SELECTED EXCERPT:
*** Begin section ***

Reclaim Sandymount Strand for apartments, says architect

RIAI president says infilling Dublin Bay could provide homes for 150,000 people

 A scheme to infill Dublin Bay for housing, including part of Sandymount Strand,  was proposed by Patrick Abercrombie 100 years ago.  Photograph: Nick Bradshaw for The Irish Times

A scheme to infill Dublin Bay for housing, including part of Sandymount Strand, was proposed by Patrick Abercrombie 100 years ago. Photograph: Nick Bradshaw for The Irish Times

 

Building on Dublin’s Sandymount Strand and the Tolka Estuary could provide enough homes for 150,000 people, the president of the Royal Institute of the Architects of Ireland (RIAI) has said.

David Browne, a director of RKD Architects, said the beach and estuary lands should be reclaimed from the sea for dense, sustainable apartment neighbourhoods, which would provide affordable homes over the next 50 years.

*** End section ***

Answer these questions from the article on building homes on Sandymount Strand.
1. Who proposed a scheme to infill Dublin Bay for housing 100 years ago?
2. Building on Sandymount Strand and the Tolka Estuary could provide homes for how many people?
3. David Browne is a director of which firm?

SUPPLIED RECORDS:
*** Begin section ***

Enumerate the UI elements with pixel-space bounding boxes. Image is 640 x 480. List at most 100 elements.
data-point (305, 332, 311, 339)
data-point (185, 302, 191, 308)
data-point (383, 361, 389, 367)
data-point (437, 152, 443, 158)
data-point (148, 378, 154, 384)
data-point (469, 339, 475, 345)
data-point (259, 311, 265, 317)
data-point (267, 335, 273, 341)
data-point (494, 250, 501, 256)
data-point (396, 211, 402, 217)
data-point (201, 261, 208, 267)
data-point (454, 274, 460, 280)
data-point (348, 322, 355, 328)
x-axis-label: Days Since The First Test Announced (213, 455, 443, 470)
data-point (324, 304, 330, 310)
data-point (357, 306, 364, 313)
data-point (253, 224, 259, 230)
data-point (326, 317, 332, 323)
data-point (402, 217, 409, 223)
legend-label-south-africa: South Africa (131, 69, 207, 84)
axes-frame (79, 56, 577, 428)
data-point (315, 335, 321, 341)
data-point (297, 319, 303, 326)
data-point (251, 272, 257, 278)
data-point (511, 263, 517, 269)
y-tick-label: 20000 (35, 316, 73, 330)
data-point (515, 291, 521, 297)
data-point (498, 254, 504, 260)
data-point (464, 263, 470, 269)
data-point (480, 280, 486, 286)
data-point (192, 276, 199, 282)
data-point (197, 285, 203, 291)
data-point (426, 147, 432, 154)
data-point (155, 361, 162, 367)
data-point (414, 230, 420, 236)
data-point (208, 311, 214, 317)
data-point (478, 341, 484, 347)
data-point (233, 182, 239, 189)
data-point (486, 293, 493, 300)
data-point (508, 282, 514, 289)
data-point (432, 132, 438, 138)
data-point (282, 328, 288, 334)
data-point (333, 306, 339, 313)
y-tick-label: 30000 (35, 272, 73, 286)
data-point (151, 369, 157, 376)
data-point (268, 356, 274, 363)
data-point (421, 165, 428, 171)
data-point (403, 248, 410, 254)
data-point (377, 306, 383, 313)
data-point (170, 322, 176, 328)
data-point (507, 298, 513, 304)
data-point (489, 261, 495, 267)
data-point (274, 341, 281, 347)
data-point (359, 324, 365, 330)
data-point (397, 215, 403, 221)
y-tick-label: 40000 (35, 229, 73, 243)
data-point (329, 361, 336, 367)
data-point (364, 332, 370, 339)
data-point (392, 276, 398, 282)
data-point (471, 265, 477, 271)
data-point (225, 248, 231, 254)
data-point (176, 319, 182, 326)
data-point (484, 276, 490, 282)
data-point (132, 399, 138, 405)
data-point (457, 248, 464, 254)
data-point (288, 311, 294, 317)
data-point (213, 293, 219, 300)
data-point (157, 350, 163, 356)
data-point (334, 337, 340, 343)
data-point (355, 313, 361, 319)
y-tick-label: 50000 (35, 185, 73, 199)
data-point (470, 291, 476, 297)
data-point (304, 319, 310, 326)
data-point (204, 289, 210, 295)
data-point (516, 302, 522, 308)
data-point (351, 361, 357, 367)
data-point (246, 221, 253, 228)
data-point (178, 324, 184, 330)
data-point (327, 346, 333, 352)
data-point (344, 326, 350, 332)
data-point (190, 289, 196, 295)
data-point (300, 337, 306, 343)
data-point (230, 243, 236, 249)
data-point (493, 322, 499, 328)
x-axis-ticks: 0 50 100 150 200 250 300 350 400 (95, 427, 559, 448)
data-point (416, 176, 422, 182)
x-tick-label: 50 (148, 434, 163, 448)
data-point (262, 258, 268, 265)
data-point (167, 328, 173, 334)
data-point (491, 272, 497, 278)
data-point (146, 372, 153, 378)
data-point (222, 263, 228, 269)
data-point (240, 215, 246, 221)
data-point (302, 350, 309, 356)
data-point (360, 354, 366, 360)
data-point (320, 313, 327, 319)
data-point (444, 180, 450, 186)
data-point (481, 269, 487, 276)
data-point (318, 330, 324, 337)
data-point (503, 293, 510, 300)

*** End section ***

SOLUTION:
1. Patrick Abercrombie
2. 150,000
3. RKD Architects